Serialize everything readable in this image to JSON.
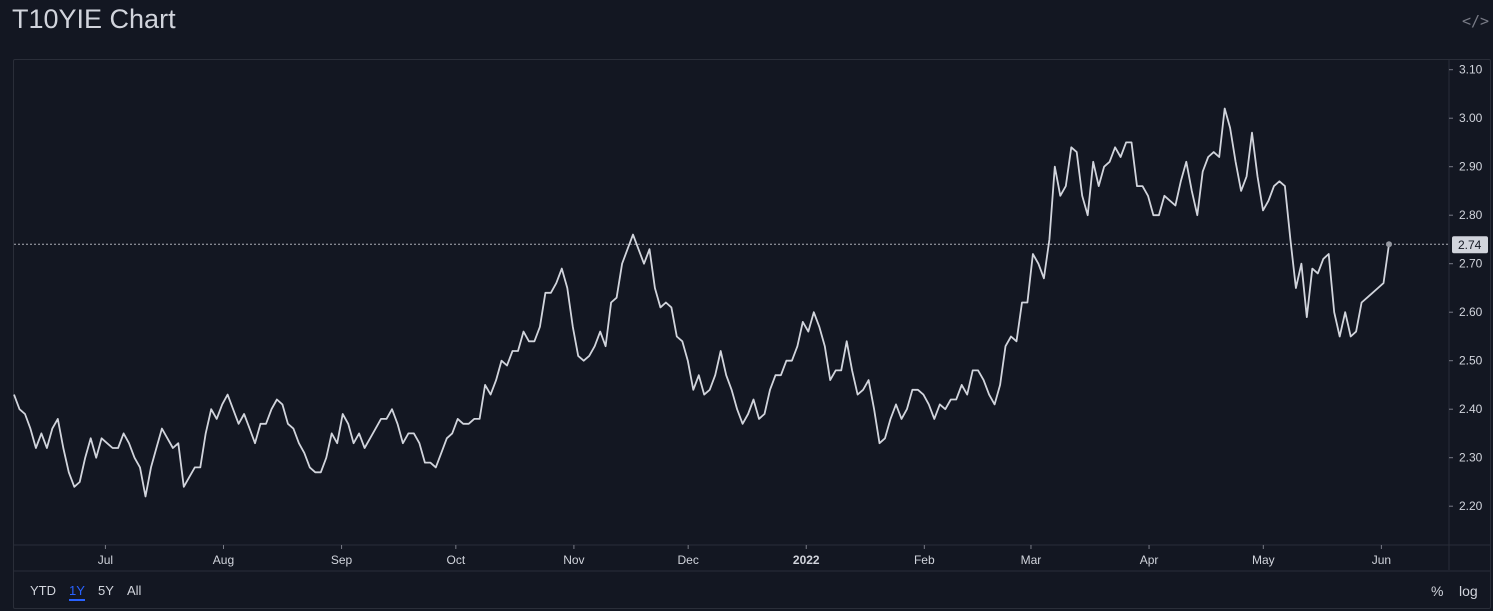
{
  "header": {
    "title": "T10YIE Chart",
    "embed_icon": "code-icon",
    "embed_label": "</>"
  },
  "toolbar": {
    "ranges": [
      {
        "label": "YTD",
        "active": false
      },
      {
        "label": "1Y",
        "active": true
      },
      {
        "label": "5Y",
        "active": false
      },
      {
        "label": "All",
        "active": false
      }
    ],
    "percent_label": "%",
    "log_label": "log"
  },
  "colors": {
    "background": "#131722",
    "line": "#d1d4dc",
    "grid": "#2a2e39",
    "text": "#d1d4dc",
    "active": "#2962ff"
  },
  "chart_data": {
    "type": "line",
    "title": "T10YIE Chart",
    "x_start": "2021-06-07",
    "x_end": "2022-06-03",
    "x_ticks": [
      {
        "date": "2021-07-01",
        "label": "Jul"
      },
      {
        "date": "2021-08-01",
        "label": "Aug"
      },
      {
        "date": "2021-09-01",
        "label": "Sep"
      },
      {
        "date": "2021-10-01",
        "label": "Oct"
      },
      {
        "date": "2021-11-01",
        "label": "Nov"
      },
      {
        "date": "2021-12-01",
        "label": "Dec"
      },
      {
        "date": "2022-01-01",
        "label": "2022",
        "bold": true
      },
      {
        "date": "2022-02-01",
        "label": "Feb"
      },
      {
        "date": "2022-03-01",
        "label": "Mar"
      },
      {
        "date": "2022-04-01",
        "label": "Apr"
      },
      {
        "date": "2022-05-01",
        "label": "May"
      },
      {
        "date": "2022-06-01",
        "label": "Jun"
      }
    ],
    "y_ticks": [
      "2.20",
      "2.30",
      "2.40",
      "2.50",
      "2.60",
      "2.70",
      "2.80",
      "2.90",
      "3.00",
      "3.10"
    ],
    "ylim": [
      2.12,
      3.12
    ],
    "last_value": 2.74,
    "last_label": "2.74",
    "series": [
      {
        "values": [
          [
            0,
            2.43
          ],
          [
            2,
            2.4
          ],
          [
            4,
            2.39
          ],
          [
            6,
            2.36
          ],
          [
            8,
            2.32
          ],
          [
            10,
            2.35
          ],
          [
            12,
            2.32
          ],
          [
            14,
            2.36
          ],
          [
            16,
            2.38
          ],
          [
            18,
            2.32
          ],
          [
            20,
            2.27
          ],
          [
            22,
            2.24
          ],
          [
            24,
            2.25
          ],
          [
            26,
            2.3
          ],
          [
            28,
            2.34
          ],
          [
            30,
            2.3
          ],
          [
            32,
            2.34
          ],
          [
            34,
            2.33
          ],
          [
            36,
            2.32
          ],
          [
            38,
            2.32
          ],
          [
            40,
            2.35
          ],
          [
            42,
            2.33
          ],
          [
            44,
            2.3
          ],
          [
            46,
            2.28
          ],
          [
            48,
            2.22
          ],
          [
            50,
            2.28
          ],
          [
            52,
            2.32
          ],
          [
            54,
            2.36
          ],
          [
            56,
            2.34
          ],
          [
            58,
            2.32
          ],
          [
            60,
            2.33
          ],
          [
            62,
            2.24
          ],
          [
            64,
            2.26
          ],
          [
            66,
            2.28
          ],
          [
            68,
            2.28
          ],
          [
            70,
            2.35
          ],
          [
            72,
            2.4
          ],
          [
            74,
            2.38
          ],
          [
            76,
            2.41
          ],
          [
            78,
            2.43
          ],
          [
            80,
            2.4
          ],
          [
            82,
            2.37
          ],
          [
            84,
            2.39
          ],
          [
            86,
            2.36
          ],
          [
            88,
            2.33
          ],
          [
            90,
            2.37
          ],
          [
            92,
            2.37
          ],
          [
            94,
            2.4
          ],
          [
            96,
            2.42
          ],
          [
            98,
            2.41
          ],
          [
            100,
            2.37
          ],
          [
            102,
            2.36
          ],
          [
            104,
            2.33
          ],
          [
            106,
            2.31
          ],
          [
            108,
            2.28
          ],
          [
            110,
            2.27
          ],
          [
            112,
            2.27
          ],
          [
            114,
            2.3
          ],
          [
            116,
            2.35
          ],
          [
            118,
            2.33
          ],
          [
            120,
            2.39
          ],
          [
            122,
            2.37
          ],
          [
            124,
            2.33
          ],
          [
            126,
            2.35
          ],
          [
            128,
            2.32
          ],
          [
            130,
            2.34
          ],
          [
            132,
            2.36
          ],
          [
            134,
            2.38
          ],
          [
            136,
            2.38
          ],
          [
            138,
            2.4
          ],
          [
            140,
            2.37
          ],
          [
            142,
            2.33
          ],
          [
            144,
            2.35
          ],
          [
            146,
            2.35
          ],
          [
            148,
            2.33
          ],
          [
            150,
            2.29
          ],
          [
            152,
            2.29
          ],
          [
            154,
            2.28
          ],
          [
            156,
            2.31
          ],
          [
            158,
            2.34
          ],
          [
            160,
            2.35
          ],
          [
            162,
            2.38
          ],
          [
            164,
            2.37
          ],
          [
            166,
            2.37
          ],
          [
            168,
            2.38
          ],
          [
            170,
            2.38
          ],
          [
            172,
            2.45
          ],
          [
            174,
            2.43
          ],
          [
            176,
            2.46
          ],
          [
            178,
            2.5
          ],
          [
            180,
            2.49
          ],
          [
            182,
            2.52
          ],
          [
            184,
            2.52
          ],
          [
            186,
            2.56
          ],
          [
            188,
            2.54
          ],
          [
            190,
            2.54
          ],
          [
            192,
            2.57
          ],
          [
            194,
            2.64
          ],
          [
            196,
            2.64
          ],
          [
            198,
            2.66
          ],
          [
            200,
            2.69
          ],
          [
            202,
            2.65
          ],
          [
            204,
            2.57
          ],
          [
            206,
            2.51
          ],
          [
            208,
            2.5
          ],
          [
            210,
            2.51
          ],
          [
            212,
            2.53
          ],
          [
            214,
            2.56
          ],
          [
            216,
            2.53
          ],
          [
            218,
            2.62
          ],
          [
            220,
            2.63
          ],
          [
            222,
            2.7
          ],
          [
            224,
            2.73
          ],
          [
            226,
            2.76
          ],
          [
            228,
            2.73
          ],
          [
            230,
            2.7
          ],
          [
            232,
            2.73
          ],
          [
            234,
            2.65
          ],
          [
            236,
            2.61
          ],
          [
            238,
            2.62
          ],
          [
            240,
            2.61
          ],
          [
            242,
            2.55
          ],
          [
            244,
            2.54
          ],
          [
            246,
            2.5
          ],
          [
            248,
            2.44
          ],
          [
            250,
            2.47
          ],
          [
            252,
            2.43
          ],
          [
            254,
            2.44
          ],
          [
            256,
            2.47
          ],
          [
            258,
            2.52
          ],
          [
            260,
            2.47
          ],
          [
            262,
            2.44
          ],
          [
            264,
            2.4
          ],
          [
            266,
            2.37
          ],
          [
            268,
            2.39
          ],
          [
            270,
            2.42
          ],
          [
            272,
            2.38
          ],
          [
            274,
            2.39
          ],
          [
            276,
            2.44
          ],
          [
            278,
            2.47
          ],
          [
            280,
            2.47
          ],
          [
            282,
            2.5
          ],
          [
            284,
            2.5
          ],
          [
            286,
            2.53
          ],
          [
            288,
            2.58
          ],
          [
            290,
            2.56
          ],
          [
            292,
            2.6
          ],
          [
            294,
            2.57
          ],
          [
            296,
            2.53
          ],
          [
            298,
            2.46
          ],
          [
            300,
            2.48
          ],
          [
            302,
            2.48
          ],
          [
            304,
            2.54
          ],
          [
            306,
            2.48
          ],
          [
            308,
            2.43
          ],
          [
            310,
            2.44
          ],
          [
            312,
            2.46
          ],
          [
            314,
            2.4
          ],
          [
            316,
            2.33
          ],
          [
            318,
            2.34
          ],
          [
            320,
            2.38
          ],
          [
            322,
            2.41
          ],
          [
            324,
            2.38
          ],
          [
            326,
            2.4
          ],
          [
            328,
            2.44
          ],
          [
            330,
            2.44
          ],
          [
            332,
            2.43
          ],
          [
            334,
            2.41
          ],
          [
            336,
            2.38
          ],
          [
            338,
            2.41
          ],
          [
            340,
            2.4
          ],
          [
            342,
            2.42
          ],
          [
            344,
            2.42
          ],
          [
            346,
            2.45
          ],
          [
            348,
            2.43
          ],
          [
            350,
            2.48
          ],
          [
            352,
            2.48
          ],
          [
            354,
            2.46
          ],
          [
            356,
            2.43
          ],
          [
            358,
            2.41
          ],
          [
            360,
            2.45
          ],
          [
            362,
            2.53
          ],
          [
            364,
            2.55
          ],
          [
            366,
            2.54
          ],
          [
            368,
            2.62
          ],
          [
            370,
            2.62
          ],
          [
            372,
            2.72
          ],
          [
            374,
            2.7
          ],
          [
            376,
            2.67
          ],
          [
            378,
            2.75
          ],
          [
            380,
            2.9
          ],
          [
            382,
            2.84
          ],
          [
            384,
            2.86
          ],
          [
            386,
            2.94
          ],
          [
            388,
            2.93
          ],
          [
            390,
            2.84
          ],
          [
            392,
            2.8
          ],
          [
            394,
            2.91
          ],
          [
            396,
            2.86
          ],
          [
            398,
            2.9
          ],
          [
            400,
            2.91
          ],
          [
            402,
            2.94
          ],
          [
            404,
            2.92
          ],
          [
            406,
            2.95
          ],
          [
            408,
            2.95
          ],
          [
            410,
            2.86
          ],
          [
            412,
            2.86
          ],
          [
            414,
            2.84
          ],
          [
            416,
            2.8
          ],
          [
            418,
            2.8
          ],
          [
            420,
            2.84
          ],
          [
            422,
            2.83
          ],
          [
            424,
            2.82
          ],
          [
            426,
            2.87
          ],
          [
            428,
            2.91
          ],
          [
            430,
            2.85
          ],
          [
            432,
            2.8
          ],
          [
            434,
            2.89
          ],
          [
            436,
            2.92
          ],
          [
            438,
            2.93
          ],
          [
            440,
            2.92
          ],
          [
            442,
            3.02
          ],
          [
            444,
            2.98
          ],
          [
            446,
            2.91
          ],
          [
            448,
            2.85
          ],
          [
            450,
            2.88
          ],
          [
            452,
            2.97
          ],
          [
            454,
            2.88
          ],
          [
            456,
            2.81
          ],
          [
            458,
            2.83
          ],
          [
            460,
            2.86
          ],
          [
            462,
            2.87
          ],
          [
            464,
            2.86
          ],
          [
            466,
            2.75
          ],
          [
            468,
            2.65
          ],
          [
            470,
            2.7
          ],
          [
            472,
            2.59
          ],
          [
            474,
            2.69
          ],
          [
            476,
            2.68
          ],
          [
            478,
            2.71
          ],
          [
            480,
            2.72
          ],
          [
            482,
            2.6
          ],
          [
            484,
            2.55
          ],
          [
            486,
            2.6
          ],
          [
            488,
            2.55
          ],
          [
            490,
            2.56
          ],
          [
            492,
            2.62
          ],
          [
            494,
            2.63
          ],
          [
            496,
            2.64
          ],
          [
            498,
            2.65
          ],
          [
            500,
            2.66
          ],
          [
            502,
            2.74
          ]
        ]
      }
    ]
  }
}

▬▬▬▬▬▬▬▬▬▬

What the exercise asks
Your task is to report how many lines of the material include the string "date". Give the number and no other words.

Task result
12